RECORDS SUPPLIED:
#####

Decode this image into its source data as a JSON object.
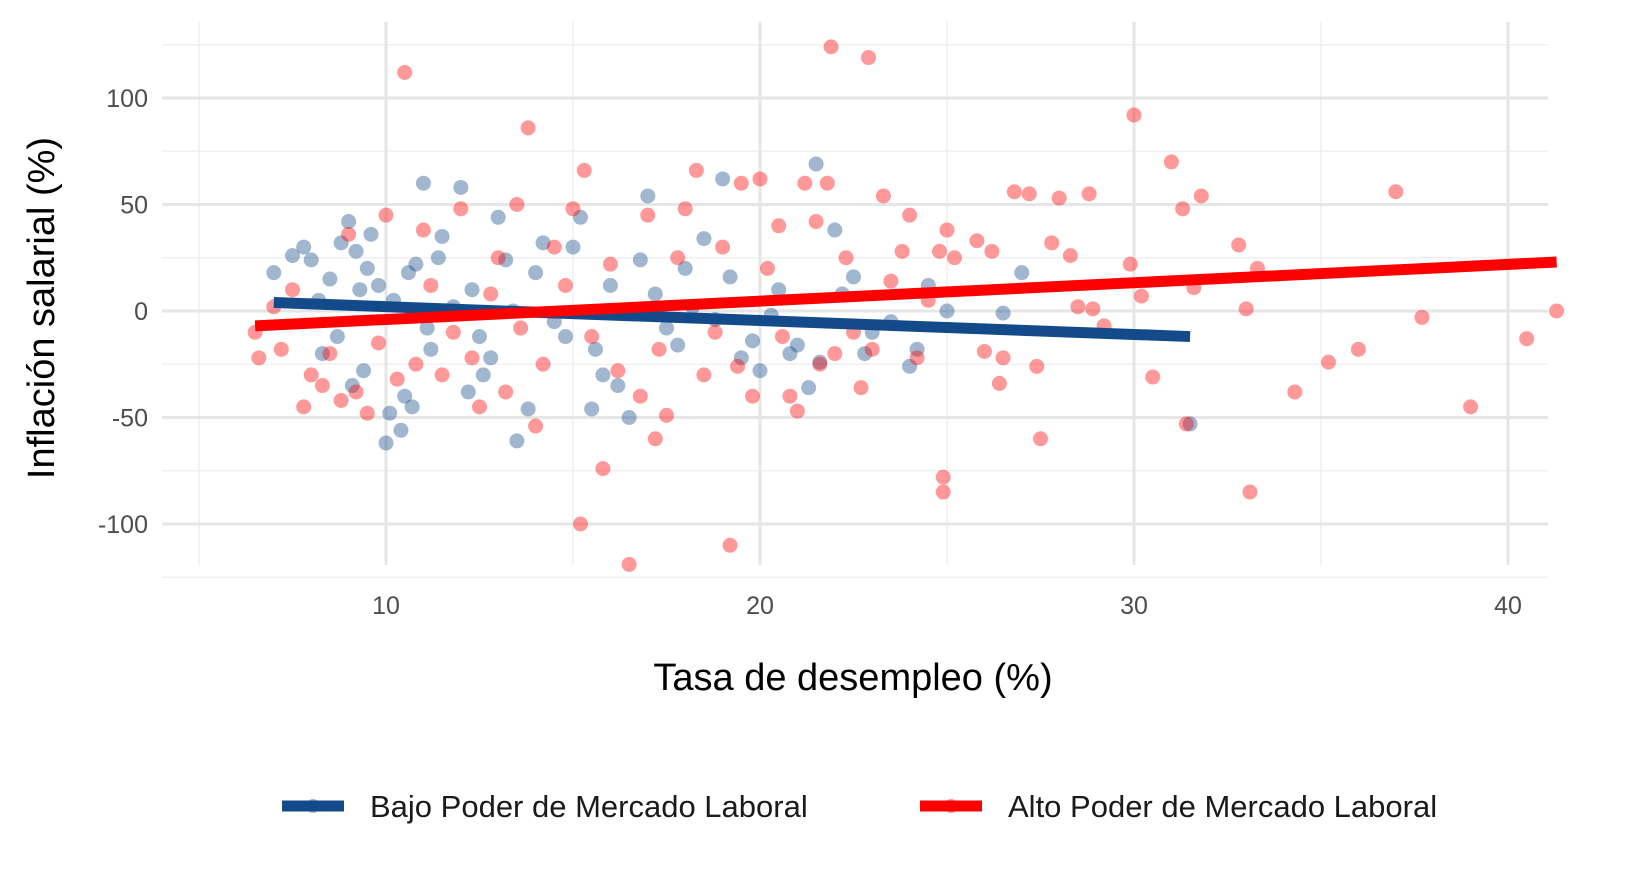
{
  "chart_data": {
    "type": "scatter",
    "title": "",
    "xlabel": "Tasa de desempleo (%)",
    "ylabel": "Inflación salarial (%)",
    "xlim": [
      5,
      43
    ],
    "ylim": [
      -128,
      135
    ],
    "x_ticks": [
      10,
      20,
      30,
      40
    ],
    "y_ticks": [
      -100,
      -50,
      0,
      50,
      100
    ],
    "grid": true,
    "legend_position": "bottom",
    "series": [
      {
        "name": "Bajo Poder de Mercado Laboral",
        "color": "#134B8A",
        "points": [
          [
            7,
            18
          ],
          [
            7.5,
            26
          ],
          [
            7.8,
            30
          ],
          [
            8,
            24
          ],
          [
            8.3,
            -20
          ],
          [
            8.5,
            15
          ],
          [
            8.8,
            32
          ],
          [
            9,
            42
          ],
          [
            9.2,
            28
          ],
          [
            9.5,
            20
          ],
          [
            9.8,
            12
          ],
          [
            10,
            -62
          ],
          [
            10.2,
            5
          ],
          [
            10.5,
            -40
          ],
          [
            10.8,
            22
          ],
          [
            11,
            60
          ],
          [
            11.2,
            -18
          ],
          [
            11.5,
            35
          ],
          [
            12,
            58
          ],
          [
            12.3,
            10
          ],
          [
            12.6,
            -30
          ],
          [
            13,
            44
          ],
          [
            13.5,
            -61
          ],
          [
            14,
            18
          ],
          [
            14.5,
            -5
          ],
          [
            15,
            30
          ],
          [
            15.5,
            -46
          ],
          [
            16,
            12
          ],
          [
            16.5,
            -50
          ],
          [
            17,
            54
          ],
          [
            17.5,
            -8
          ],
          [
            18,
            20
          ],
          [
            18.5,
            34
          ],
          [
            19,
            62
          ],
          [
            19.5,
            -22
          ],
          [
            20,
            -28
          ],
          [
            20.5,
            10
          ],
          [
            21,
            -16
          ],
          [
            21.5,
            69
          ],
          [
            22,
            38
          ],
          [
            22.5,
            16
          ],
          [
            23,
            -10
          ],
          [
            24,
            -26
          ],
          [
            24.5,
            12
          ],
          [
            25,
            0
          ],
          [
            26.5,
            -1
          ],
          [
            27,
            18
          ],
          [
            31.5,
            -53
          ],
          [
            8.2,
            5
          ],
          [
            8.7,
            -12
          ],
          [
            9.1,
            -35
          ],
          [
            9.4,
            -28
          ],
          [
            9.6,
            36
          ],
          [
            10.1,
            -48
          ],
          [
            10.4,
            -56
          ],
          [
            10.7,
            -45
          ],
          [
            11.1,
            -8
          ],
          [
            11.4,
            25
          ],
          [
            11.8,
            2
          ],
          [
            12.2,
            -38
          ],
          [
            12.8,
            -22
          ],
          [
            13.2,
            24
          ],
          [
            13.8,
            -46
          ],
          [
            14.2,
            32
          ],
          [
            14.8,
            -12
          ],
          [
            15.2,
            44
          ],
          [
            15.8,
            -30
          ],
          [
            16.2,
            -35
          ],
          [
            16.8,
            24
          ],
          [
            17.2,
            8
          ],
          [
            17.8,
            -16
          ],
          [
            18.2,
            2
          ],
          [
            18.8,
            -4
          ],
          [
            19.2,
            16
          ],
          [
            19.8,
            -14
          ],
          [
            20.3,
            -2
          ],
          [
            20.8,
            -20
          ],
          [
            21.3,
            -36
          ],
          [
            21.6,
            -24
          ],
          [
            22.2,
            8
          ],
          [
            22.8,
            -20
          ],
          [
            23.5,
            -5
          ],
          [
            24.2,
            -18
          ],
          [
            9.3,
            10
          ],
          [
            10.6,
            18
          ],
          [
            12.5,
            -12
          ],
          [
            13.4,
            0
          ],
          [
            15.6,
            -18
          ]
        ],
        "trend": [
          [
            7,
            4
          ],
          [
            31.5,
            -12
          ]
        ]
      },
      {
        "name": "Alto Poder de Mercado Laboral",
        "color": "#FF0000",
        "points": [
          [
            6.5,
            -10
          ],
          [
            6.6,
            -22
          ],
          [
            7,
            2
          ],
          [
            7.2,
            -18
          ],
          [
            7.5,
            10
          ],
          [
            7.8,
            -45
          ],
          [
            8,
            -30
          ],
          [
            8.3,
            -35
          ],
          [
            8.8,
            -42
          ],
          [
            9,
            36
          ],
          [
            9.5,
            -48
          ],
          [
            10,
            45
          ],
          [
            10.5,
            112
          ],
          [
            10.8,
            -25
          ],
          [
            11,
            38
          ],
          [
            11.5,
            -30
          ],
          [
            12,
            48
          ],
          [
            12.5,
            -45
          ],
          [
            13,
            25
          ],
          [
            13.5,
            50
          ],
          [
            13.8,
            86
          ],
          [
            14,
            -54
          ],
          [
            14.5,
            30
          ],
          [
            15,
            48
          ],
          [
            15.2,
            -100
          ],
          [
            15.3,
            66
          ],
          [
            15.8,
            -74
          ],
          [
            16,
            22
          ],
          [
            16.5,
            -119
          ],
          [
            16.8,
            -40
          ],
          [
            17,
            45
          ],
          [
            17.2,
            -60
          ],
          [
            17.5,
            -49
          ],
          [
            17.8,
            25
          ],
          [
            18,
            48
          ],
          [
            18.3,
            66
          ],
          [
            18.8,
            -10
          ],
          [
            19,
            30
          ],
          [
            19.2,
            -110
          ],
          [
            19.5,
            60
          ],
          [
            19.8,
            -40
          ],
          [
            20,
            62
          ],
          [
            20.2,
            20
          ],
          [
            20.5,
            40
          ],
          [
            20.8,
            -40
          ],
          [
            21,
            -47
          ],
          [
            21.2,
            60
          ],
          [
            21.5,
            42
          ],
          [
            21.8,
            60
          ],
          [
            21.9,
            124
          ],
          [
            22,
            -20
          ],
          [
            22.3,
            25
          ],
          [
            22.7,
            -36
          ],
          [
            22.9,
            119
          ],
          [
            23,
            -18
          ],
          [
            23.3,
            54
          ],
          [
            23.5,
            14
          ],
          [
            23.8,
            28
          ],
          [
            24,
            45
          ],
          [
            24.2,
            -22
          ],
          [
            24.5,
            5
          ],
          [
            24.8,
            28
          ],
          [
            25,
            38
          ],
          [
            24.9,
            -78
          ],
          [
            24.9,
            -85
          ],
          [
            25.2,
            25
          ],
          [
            25.8,
            33
          ],
          [
            26,
            -19
          ],
          [
            26.2,
            28
          ],
          [
            26.4,
            -34
          ],
          [
            26.5,
            -22
          ],
          [
            26.8,
            56
          ],
          [
            27.2,
            55
          ],
          [
            27.4,
            -26
          ],
          [
            27.5,
            -60
          ],
          [
            27.8,
            32
          ],
          [
            28,
            53
          ],
          [
            28.3,
            26
          ],
          [
            28.5,
            2
          ],
          [
            28.8,
            55
          ],
          [
            28.9,
            1
          ],
          [
            29.2,
            -7
          ],
          [
            29.9,
            22
          ],
          [
            30,
            92
          ],
          [
            30.2,
            7
          ],
          [
            30.5,
            -31
          ],
          [
            31,
            70
          ],
          [
            31.3,
            48
          ],
          [
            31.4,
            -53
          ],
          [
            31.6,
            11
          ],
          [
            31.8,
            54
          ],
          [
            32.8,
            31
          ],
          [
            33,
            1
          ],
          [
            33.1,
            -85
          ],
          [
            33.3,
            20
          ],
          [
            34.3,
            -38
          ],
          [
            35.2,
            -24
          ],
          [
            36,
            -18
          ],
          [
            37,
            56
          ],
          [
            37.7,
            -3
          ],
          [
            39,
            -45
          ],
          [
            40.5,
            -13
          ],
          [
            41.3,
            0
          ],
          [
            8.5,
            -20
          ],
          [
            9.2,
            -38
          ],
          [
            9.8,
            -15
          ],
          [
            10.3,
            -32
          ],
          [
            11.2,
            12
          ],
          [
            11.8,
            -10
          ],
          [
            12.3,
            -22
          ],
          [
            12.8,
            8
          ],
          [
            13.2,
            -38
          ],
          [
            13.6,
            -8
          ],
          [
            14.2,
            -25
          ],
          [
            14.8,
            12
          ],
          [
            15.5,
            -12
          ],
          [
            16.2,
            -28
          ],
          [
            17.3,
            -18
          ],
          [
            18.5,
            -30
          ],
          [
            19.4,
            -26
          ],
          [
            20.6,
            -12
          ],
          [
            21.6,
            -25
          ],
          [
            22.5,
            -10
          ]
        ],
        "trend": [
          [
            6.5,
            -7
          ],
          [
            41.3,
            23
          ]
        ]
      }
    ]
  }
}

#####

BRIEF: Make a copy of each line that contains the string "Mercado".

TASK OUTPUT:
        "name": "Bajo Poder de Mercado Laboral",
        "name": "Alto Poder de Mercado Laboral",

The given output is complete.